» **What to do**
Every line below is to be copied exactly, with the pictures left out.

» **Dataset records**
+---+

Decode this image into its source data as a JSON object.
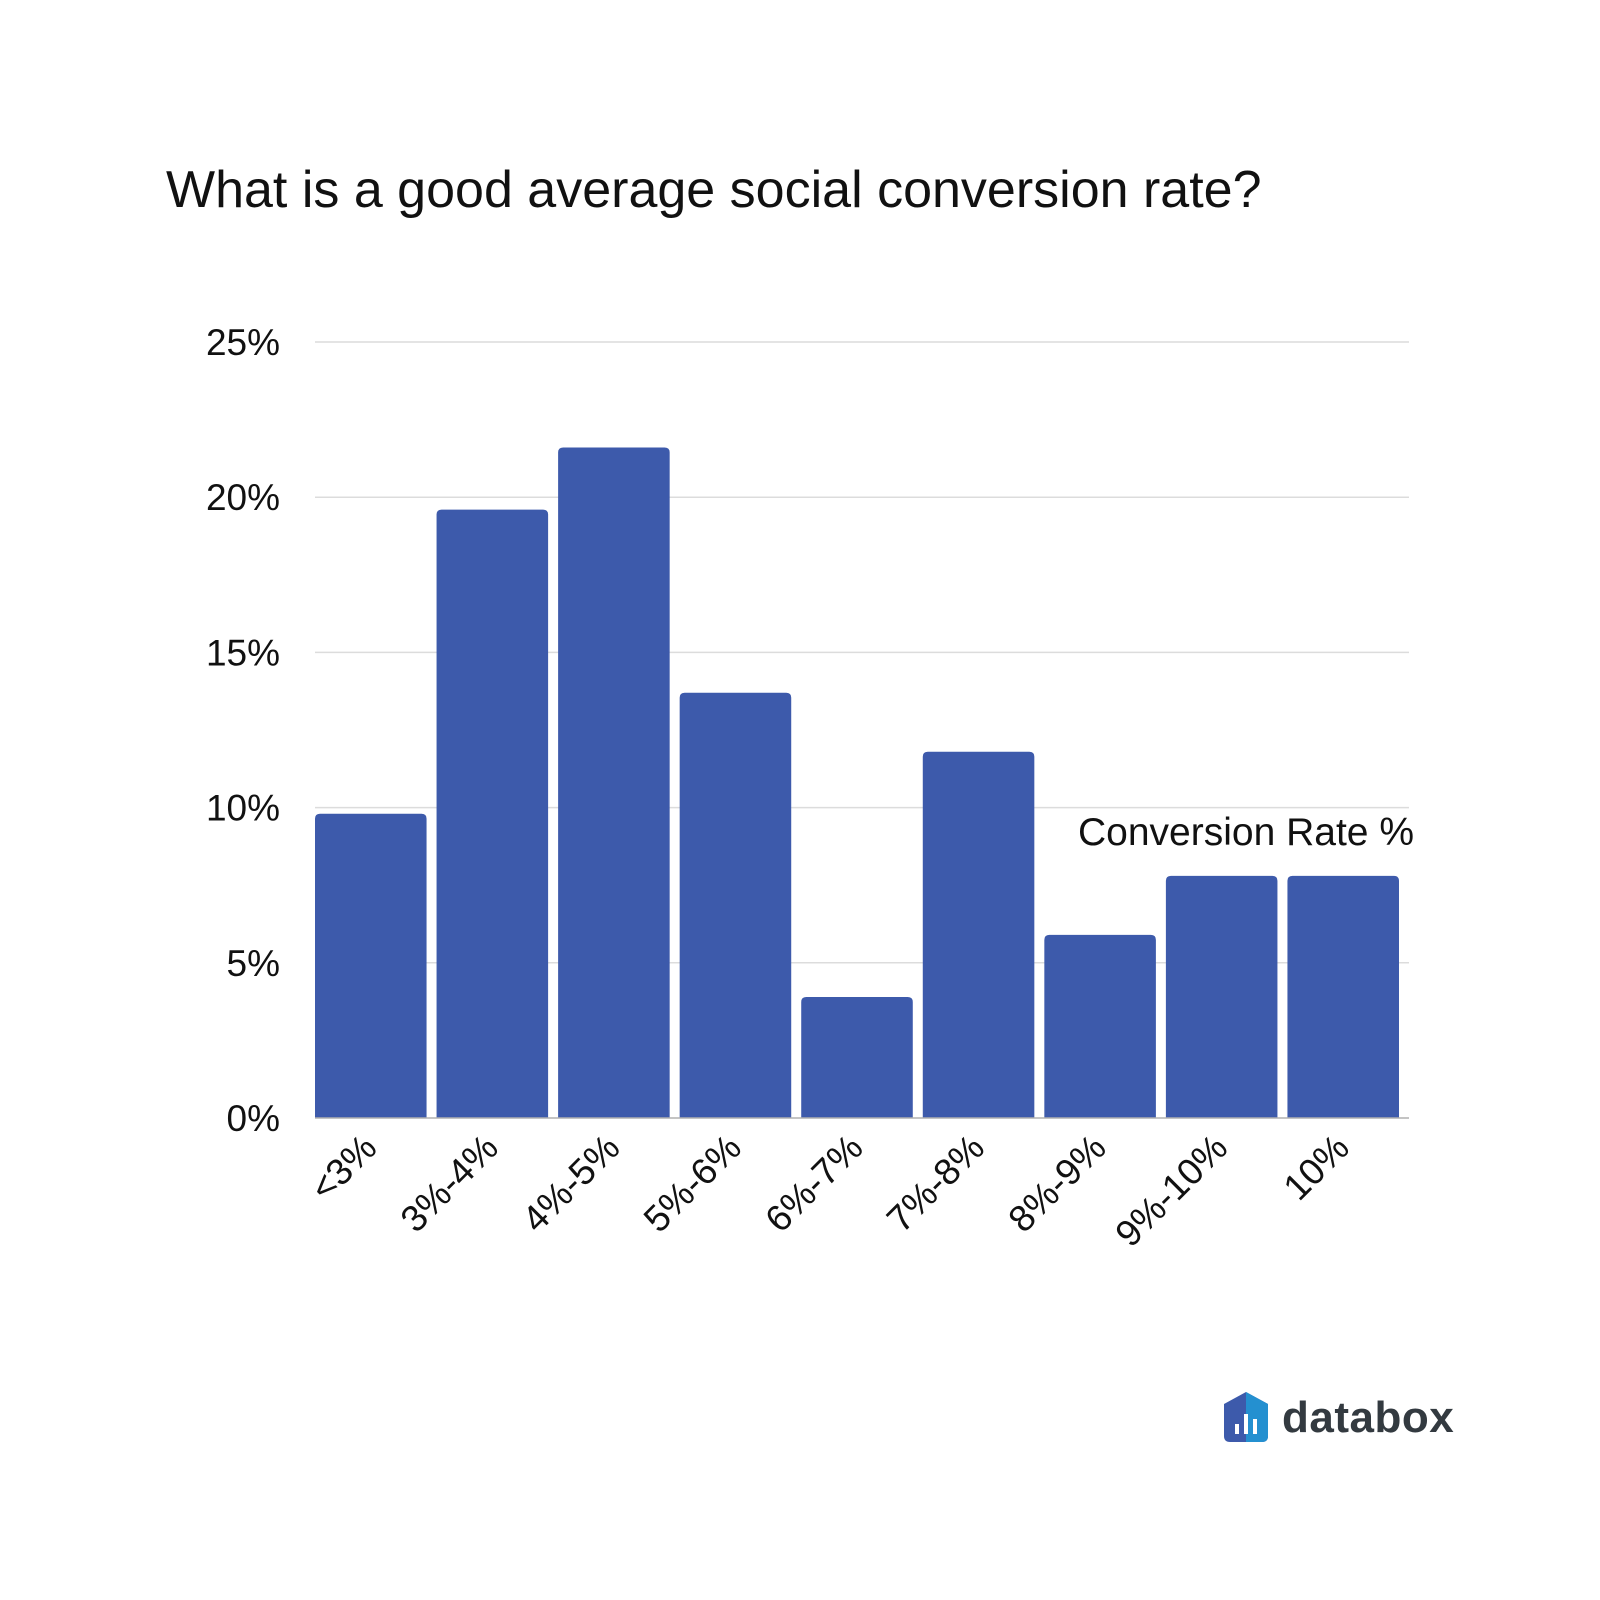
{
  "chart_data": {
    "type": "bar",
    "title": "What is a good average social conversion rate?",
    "categories": [
      "<3%",
      "3%-4%",
      "4%-5%",
      "5%-6%",
      "6%-7%",
      "7%-8%",
      "8%-9%",
      "9%-10%",
      "10%"
    ],
    "series": [
      {
        "name": "Conversion Rate %",
        "values": [
          9.8,
          19.6,
          21.6,
          13.7,
          3.9,
          11.8,
          5.9,
          7.8,
          7.8
        ],
        "color": "#3d5aab"
      }
    ],
    "xlabel": "",
    "ylabel": "",
    "ylim": [
      0,
      25
    ],
    "yticks": [
      0,
      5,
      10,
      15,
      20,
      25
    ],
    "ytick_labels": [
      "0%",
      "5%",
      "10%",
      "15%",
      "20%",
      "25%"
    ],
    "grid": true,
    "legend_placement": "inside-right"
  },
  "branding": {
    "logo_text": "databox",
    "colors": {
      "dark": "#3d5aab",
      "light": "#2490d0"
    }
  }
}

+---+

» **Response below**
Decode this image into its source data as a JSON object.
{
  "chart_data": {
    "type": "bar",
    "title": "What is a good average social conversion rate?",
    "categories": [
      "<3%",
      "3%-4%",
      "4%-5%",
      "5%-6%",
      "6%-7%",
      "7%-8%",
      "8%-9%",
      "9%-10%",
      "10%"
    ],
    "series": [
      {
        "name": "Conversion Rate %",
        "values": [
          9.8,
          19.6,
          21.6,
          13.7,
          3.9,
          11.8,
          5.9,
          7.8,
          7.8
        ],
        "color": "#3d5aab"
      }
    ],
    "xlabel": "",
    "ylabel": "",
    "ylim": [
      0,
      25
    ],
    "yticks": [
      0,
      5,
      10,
      15,
      20,
      25
    ],
    "ytick_labels": [
      "0%",
      "5%",
      "10%",
      "15%",
      "20%",
      "25%"
    ],
    "grid": true,
    "legend_placement": "inside-right"
  },
  "branding": {
    "logo_text": "databox",
    "colors": {
      "dark": "#3d5aab",
      "light": "#2490d0"
    }
  }
}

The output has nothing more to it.